[Exercise]: Print the records below exactly as they appear.

[Exercise data]:
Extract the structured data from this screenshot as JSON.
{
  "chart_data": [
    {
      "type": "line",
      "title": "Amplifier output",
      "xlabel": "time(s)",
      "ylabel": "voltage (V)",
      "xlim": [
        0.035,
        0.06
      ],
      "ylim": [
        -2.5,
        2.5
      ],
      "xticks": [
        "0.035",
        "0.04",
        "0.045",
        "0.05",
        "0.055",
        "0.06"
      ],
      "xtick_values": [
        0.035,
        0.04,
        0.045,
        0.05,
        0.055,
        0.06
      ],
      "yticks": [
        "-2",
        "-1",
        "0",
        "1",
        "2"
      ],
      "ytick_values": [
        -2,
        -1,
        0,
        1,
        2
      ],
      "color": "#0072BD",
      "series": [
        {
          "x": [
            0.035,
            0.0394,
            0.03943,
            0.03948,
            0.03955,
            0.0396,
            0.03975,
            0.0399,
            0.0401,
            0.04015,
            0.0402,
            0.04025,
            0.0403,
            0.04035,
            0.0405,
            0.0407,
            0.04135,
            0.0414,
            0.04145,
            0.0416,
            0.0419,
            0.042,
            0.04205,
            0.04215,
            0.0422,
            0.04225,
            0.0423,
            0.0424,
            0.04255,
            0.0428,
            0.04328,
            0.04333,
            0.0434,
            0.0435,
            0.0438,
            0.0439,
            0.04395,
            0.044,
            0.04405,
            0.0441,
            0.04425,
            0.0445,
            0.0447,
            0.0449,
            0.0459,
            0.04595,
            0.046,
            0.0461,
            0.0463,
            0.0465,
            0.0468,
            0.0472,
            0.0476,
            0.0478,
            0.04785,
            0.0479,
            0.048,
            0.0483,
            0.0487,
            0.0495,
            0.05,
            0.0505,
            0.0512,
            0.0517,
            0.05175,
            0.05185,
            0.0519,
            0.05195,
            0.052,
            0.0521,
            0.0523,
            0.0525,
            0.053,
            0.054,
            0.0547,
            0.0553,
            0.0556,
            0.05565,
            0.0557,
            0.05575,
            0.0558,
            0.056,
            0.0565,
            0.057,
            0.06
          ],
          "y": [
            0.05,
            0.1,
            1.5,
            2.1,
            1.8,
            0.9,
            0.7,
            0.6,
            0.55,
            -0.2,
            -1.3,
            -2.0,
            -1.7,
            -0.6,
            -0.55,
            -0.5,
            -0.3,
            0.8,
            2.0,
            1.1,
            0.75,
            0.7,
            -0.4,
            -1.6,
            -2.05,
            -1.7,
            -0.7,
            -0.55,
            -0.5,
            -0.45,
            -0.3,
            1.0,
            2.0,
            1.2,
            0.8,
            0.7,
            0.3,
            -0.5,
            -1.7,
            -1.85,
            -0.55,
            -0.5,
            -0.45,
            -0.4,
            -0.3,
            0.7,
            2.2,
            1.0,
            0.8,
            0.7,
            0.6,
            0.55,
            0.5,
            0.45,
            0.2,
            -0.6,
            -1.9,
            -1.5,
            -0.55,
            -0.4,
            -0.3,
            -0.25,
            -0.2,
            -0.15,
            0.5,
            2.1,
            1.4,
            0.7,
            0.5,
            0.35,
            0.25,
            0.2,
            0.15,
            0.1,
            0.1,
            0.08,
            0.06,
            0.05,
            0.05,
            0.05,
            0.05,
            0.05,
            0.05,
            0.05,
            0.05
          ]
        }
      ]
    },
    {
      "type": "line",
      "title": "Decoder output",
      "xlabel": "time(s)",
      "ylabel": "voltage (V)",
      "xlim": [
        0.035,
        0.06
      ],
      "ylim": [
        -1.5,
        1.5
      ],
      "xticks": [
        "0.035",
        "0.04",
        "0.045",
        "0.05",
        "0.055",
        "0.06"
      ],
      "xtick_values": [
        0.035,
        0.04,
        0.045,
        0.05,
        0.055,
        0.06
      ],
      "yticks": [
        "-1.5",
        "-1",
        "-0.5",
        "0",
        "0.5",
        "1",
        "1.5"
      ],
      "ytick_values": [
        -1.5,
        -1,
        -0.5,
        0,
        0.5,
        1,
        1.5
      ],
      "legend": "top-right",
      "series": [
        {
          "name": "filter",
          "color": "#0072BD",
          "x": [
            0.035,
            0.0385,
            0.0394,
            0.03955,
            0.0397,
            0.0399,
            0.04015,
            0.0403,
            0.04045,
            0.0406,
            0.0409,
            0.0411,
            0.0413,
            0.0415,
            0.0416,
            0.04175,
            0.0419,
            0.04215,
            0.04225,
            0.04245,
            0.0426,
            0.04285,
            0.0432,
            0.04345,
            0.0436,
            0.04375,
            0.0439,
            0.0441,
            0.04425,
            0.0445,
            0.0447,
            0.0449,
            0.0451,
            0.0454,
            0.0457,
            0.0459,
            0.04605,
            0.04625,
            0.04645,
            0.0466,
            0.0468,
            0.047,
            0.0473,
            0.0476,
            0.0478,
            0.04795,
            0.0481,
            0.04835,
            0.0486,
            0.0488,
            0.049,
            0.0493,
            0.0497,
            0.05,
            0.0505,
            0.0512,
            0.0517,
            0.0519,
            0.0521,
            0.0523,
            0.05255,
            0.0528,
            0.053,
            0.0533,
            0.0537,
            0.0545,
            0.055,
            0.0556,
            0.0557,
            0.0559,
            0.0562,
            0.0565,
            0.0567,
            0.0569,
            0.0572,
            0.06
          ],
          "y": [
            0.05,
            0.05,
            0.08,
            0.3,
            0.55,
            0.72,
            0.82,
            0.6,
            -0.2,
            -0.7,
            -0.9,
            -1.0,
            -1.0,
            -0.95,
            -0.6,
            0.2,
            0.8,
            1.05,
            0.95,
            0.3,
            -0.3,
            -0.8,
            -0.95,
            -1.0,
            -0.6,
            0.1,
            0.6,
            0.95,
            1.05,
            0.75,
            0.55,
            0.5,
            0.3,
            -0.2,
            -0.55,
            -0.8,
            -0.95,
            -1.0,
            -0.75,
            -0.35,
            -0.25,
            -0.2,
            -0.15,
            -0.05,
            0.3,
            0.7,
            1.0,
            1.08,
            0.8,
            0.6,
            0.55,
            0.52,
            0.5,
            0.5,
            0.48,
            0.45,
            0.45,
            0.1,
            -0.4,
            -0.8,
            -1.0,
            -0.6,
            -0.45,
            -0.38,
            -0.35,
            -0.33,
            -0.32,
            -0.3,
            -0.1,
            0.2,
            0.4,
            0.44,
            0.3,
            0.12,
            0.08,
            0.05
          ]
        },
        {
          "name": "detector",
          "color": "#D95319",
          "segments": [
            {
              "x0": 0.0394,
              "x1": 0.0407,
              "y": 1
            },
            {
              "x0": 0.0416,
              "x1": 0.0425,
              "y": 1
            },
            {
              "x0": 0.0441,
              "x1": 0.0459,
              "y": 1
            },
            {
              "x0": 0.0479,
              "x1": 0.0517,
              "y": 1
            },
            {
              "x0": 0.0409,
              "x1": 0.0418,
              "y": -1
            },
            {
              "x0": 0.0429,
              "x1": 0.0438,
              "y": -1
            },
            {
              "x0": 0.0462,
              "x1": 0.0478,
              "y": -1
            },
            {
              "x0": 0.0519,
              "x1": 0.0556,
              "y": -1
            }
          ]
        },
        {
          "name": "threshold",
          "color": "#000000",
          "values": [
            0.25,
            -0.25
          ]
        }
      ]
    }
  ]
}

[Answer to the task]:
Extract the structured data from this screenshot as JSON.
{
  "chart_data": [
    {
      "type": "line",
      "title": "Amplifier output",
      "xlabel": "time(s)",
      "ylabel": "voltage (V)",
      "xlim": [
        0.035,
        0.06
      ],
      "ylim": [
        -2.5,
        2.5
      ],
      "xticks": [
        "0.035",
        "0.04",
        "0.045",
        "0.05",
        "0.055",
        "0.06"
      ],
      "xtick_values": [
        0.035,
        0.04,
        0.045,
        0.05,
        0.055,
        0.06
      ],
      "yticks": [
        "-2",
        "-1",
        "0",
        "1",
        "2"
      ],
      "ytick_values": [
        -2,
        -1,
        0,
        1,
        2
      ],
      "color": "#0072BD",
      "series": [
        {
          "x": [
            0.035,
            0.0394,
            0.03943,
            0.03948,
            0.03955,
            0.0396,
            0.03975,
            0.0399,
            0.0401,
            0.04015,
            0.0402,
            0.04025,
            0.0403,
            0.04035,
            0.0405,
            0.0407,
            0.04135,
            0.0414,
            0.04145,
            0.0416,
            0.0419,
            0.042,
            0.04205,
            0.04215,
            0.0422,
            0.04225,
            0.0423,
            0.0424,
            0.04255,
            0.0428,
            0.04328,
            0.04333,
            0.0434,
            0.0435,
            0.0438,
            0.0439,
            0.04395,
            0.044,
            0.04405,
            0.0441,
            0.04425,
            0.0445,
            0.0447,
            0.0449,
            0.0459,
            0.04595,
            0.046,
            0.0461,
            0.0463,
            0.0465,
            0.0468,
            0.0472,
            0.0476,
            0.0478,
            0.04785,
            0.0479,
            0.048,
            0.0483,
            0.0487,
            0.0495,
            0.05,
            0.0505,
            0.0512,
            0.0517,
            0.05175,
            0.05185,
            0.0519,
            0.05195,
            0.052,
            0.0521,
            0.0523,
            0.0525,
            0.053,
            0.054,
            0.0547,
            0.0553,
            0.0556,
            0.05565,
            0.0557,
            0.05575,
            0.0558,
            0.056,
            0.0565,
            0.057,
            0.06
          ],
          "y": [
            0.05,
            0.1,
            1.5,
            2.1,
            1.8,
            0.9,
            0.7,
            0.6,
            0.55,
            -0.2,
            -1.3,
            -2.0,
            -1.7,
            -0.6,
            -0.55,
            -0.5,
            -0.3,
            0.8,
            2.0,
            1.1,
            0.75,
            0.7,
            -0.4,
            -1.6,
            -2.05,
            -1.7,
            -0.7,
            -0.55,
            -0.5,
            -0.45,
            -0.3,
            1.0,
            2.0,
            1.2,
            0.8,
            0.7,
            0.3,
            -0.5,
            -1.7,
            -1.85,
            -0.55,
            -0.5,
            -0.45,
            -0.4,
            -0.3,
            0.7,
            2.2,
            1.0,
            0.8,
            0.7,
            0.6,
            0.55,
            0.5,
            0.45,
            0.2,
            -0.6,
            -1.9,
            -1.5,
            -0.55,
            -0.4,
            -0.3,
            -0.25,
            -0.2,
            -0.15,
            0.5,
            2.1,
            1.4,
            0.7,
            0.5,
            0.35,
            0.25,
            0.2,
            0.15,
            0.1,
            0.1,
            0.08,
            0.06,
            0.05,
            0.05,
            0.05,
            0.05,
            0.05,
            0.05,
            0.05,
            0.05
          ]
        }
      ]
    },
    {
      "type": "line",
      "title": "Decoder output",
      "xlabel": "time(s)",
      "ylabel": "voltage (V)",
      "xlim": [
        0.035,
        0.06
      ],
      "ylim": [
        -1.5,
        1.5
      ],
      "xticks": [
        "0.035",
        "0.04",
        "0.045",
        "0.05",
        "0.055",
        "0.06"
      ],
      "xtick_values": [
        0.035,
        0.04,
        0.045,
        0.05,
        0.055,
        0.06
      ],
      "yticks": [
        "-1.5",
        "-1",
        "-0.5",
        "0",
        "0.5",
        "1",
        "1.5"
      ],
      "ytick_values": [
        -1.5,
        -1,
        -0.5,
        0,
        0.5,
        1,
        1.5
      ],
      "legend": "top-right",
      "series": [
        {
          "name": "filter",
          "color": "#0072BD",
          "x": [
            0.035,
            0.0385,
            0.0394,
            0.03955,
            0.0397,
            0.0399,
            0.04015,
            0.0403,
            0.04045,
            0.0406,
            0.0409,
            0.0411,
            0.0413,
            0.0415,
            0.0416,
            0.04175,
            0.0419,
            0.04215,
            0.04225,
            0.04245,
            0.0426,
            0.04285,
            0.0432,
            0.04345,
            0.0436,
            0.04375,
            0.0439,
            0.0441,
            0.04425,
            0.0445,
            0.0447,
            0.0449,
            0.0451,
            0.0454,
            0.0457,
            0.0459,
            0.04605,
            0.04625,
            0.04645,
            0.0466,
            0.0468,
            0.047,
            0.0473,
            0.0476,
            0.0478,
            0.04795,
            0.0481,
            0.04835,
            0.0486,
            0.0488,
            0.049,
            0.0493,
            0.0497,
            0.05,
            0.0505,
            0.0512,
            0.0517,
            0.0519,
            0.0521,
            0.0523,
            0.05255,
            0.0528,
            0.053,
            0.0533,
            0.0537,
            0.0545,
            0.055,
            0.0556,
            0.0557,
            0.0559,
            0.0562,
            0.0565,
            0.0567,
            0.0569,
            0.0572,
            0.06
          ],
          "y": [
            0.05,
            0.05,
            0.08,
            0.3,
            0.55,
            0.72,
            0.82,
            0.6,
            -0.2,
            -0.7,
            -0.9,
            -1.0,
            -1.0,
            -0.95,
            -0.6,
            0.2,
            0.8,
            1.05,
            0.95,
            0.3,
            -0.3,
            -0.8,
            -0.95,
            -1.0,
            -0.6,
            0.1,
            0.6,
            0.95,
            1.05,
            0.75,
            0.55,
            0.5,
            0.3,
            -0.2,
            -0.55,
            -0.8,
            -0.95,
            -1.0,
            -0.75,
            -0.35,
            -0.25,
            -0.2,
            -0.15,
            -0.05,
            0.3,
            0.7,
            1.0,
            1.08,
            0.8,
            0.6,
            0.55,
            0.52,
            0.5,
            0.5,
            0.48,
            0.45,
            0.45,
            0.1,
            -0.4,
            -0.8,
            -1.0,
            -0.6,
            -0.45,
            -0.38,
            -0.35,
            -0.33,
            -0.32,
            -0.3,
            -0.1,
            0.2,
            0.4,
            0.44,
            0.3,
            0.12,
            0.08,
            0.05
          ]
        },
        {
          "name": "detector",
          "color": "#D95319",
          "segments": [
            {
              "x0": 0.0394,
              "x1": 0.0407,
              "y": 1
            },
            {
              "x0": 0.0416,
              "x1": 0.0425,
              "y": 1
            },
            {
              "x0": 0.0441,
              "x1": 0.0459,
              "y": 1
            },
            {
              "x0": 0.0479,
              "x1": 0.0517,
              "y": 1
            },
            {
              "x0": 0.0409,
              "x1": 0.0418,
              "y": -1
            },
            {
              "x0": 0.0429,
              "x1": 0.0438,
              "y": -1
            },
            {
              "x0": 0.0462,
              "x1": 0.0478,
              "y": -1
            },
            {
              "x0": 0.0519,
              "x1": 0.0556,
              "y": -1
            }
          ]
        },
        {
          "name": "threshold",
          "color": "#000000",
          "values": [
            0.25,
            -0.25
          ]
        }
      ]
    }
  ]
}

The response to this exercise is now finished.